• SHORT PROBLEM:
Return every line below in which "Titik" appears.

• Extracted records:
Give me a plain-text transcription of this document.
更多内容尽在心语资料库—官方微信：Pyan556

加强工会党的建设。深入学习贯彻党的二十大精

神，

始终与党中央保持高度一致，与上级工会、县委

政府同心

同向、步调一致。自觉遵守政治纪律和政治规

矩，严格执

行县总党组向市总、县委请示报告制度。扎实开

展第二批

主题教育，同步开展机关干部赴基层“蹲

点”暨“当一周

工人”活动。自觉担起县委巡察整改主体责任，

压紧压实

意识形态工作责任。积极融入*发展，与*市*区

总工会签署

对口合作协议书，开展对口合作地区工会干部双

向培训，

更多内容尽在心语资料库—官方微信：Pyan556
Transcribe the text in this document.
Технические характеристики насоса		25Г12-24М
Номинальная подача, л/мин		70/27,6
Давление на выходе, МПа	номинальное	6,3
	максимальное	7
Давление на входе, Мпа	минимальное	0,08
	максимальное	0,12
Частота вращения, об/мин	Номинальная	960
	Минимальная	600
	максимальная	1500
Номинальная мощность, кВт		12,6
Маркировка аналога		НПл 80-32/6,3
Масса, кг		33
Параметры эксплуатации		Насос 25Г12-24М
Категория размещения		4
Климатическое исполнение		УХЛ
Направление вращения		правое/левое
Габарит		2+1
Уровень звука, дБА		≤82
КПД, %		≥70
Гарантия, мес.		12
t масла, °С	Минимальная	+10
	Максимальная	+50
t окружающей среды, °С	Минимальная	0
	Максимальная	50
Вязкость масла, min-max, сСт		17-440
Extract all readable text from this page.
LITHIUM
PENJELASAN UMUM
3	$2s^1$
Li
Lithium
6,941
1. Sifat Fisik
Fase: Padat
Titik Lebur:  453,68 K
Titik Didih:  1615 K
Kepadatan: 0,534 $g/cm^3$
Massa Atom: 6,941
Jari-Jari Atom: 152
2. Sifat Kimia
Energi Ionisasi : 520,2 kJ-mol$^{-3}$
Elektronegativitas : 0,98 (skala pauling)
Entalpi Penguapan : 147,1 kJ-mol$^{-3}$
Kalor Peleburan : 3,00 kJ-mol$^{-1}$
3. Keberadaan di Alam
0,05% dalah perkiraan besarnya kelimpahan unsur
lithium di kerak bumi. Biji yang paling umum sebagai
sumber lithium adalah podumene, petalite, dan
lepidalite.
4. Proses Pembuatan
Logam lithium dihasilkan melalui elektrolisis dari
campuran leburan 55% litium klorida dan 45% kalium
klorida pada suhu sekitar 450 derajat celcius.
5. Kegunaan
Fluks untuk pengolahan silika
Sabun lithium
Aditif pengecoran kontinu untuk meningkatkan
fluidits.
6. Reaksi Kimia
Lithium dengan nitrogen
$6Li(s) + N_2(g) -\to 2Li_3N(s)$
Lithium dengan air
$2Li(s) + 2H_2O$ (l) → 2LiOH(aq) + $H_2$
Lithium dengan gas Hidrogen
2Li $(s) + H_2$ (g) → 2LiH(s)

• SOLUTION TO THIS EXERCISE:
Titik Lebur:  453,68 K
Titik Didih:  1615 K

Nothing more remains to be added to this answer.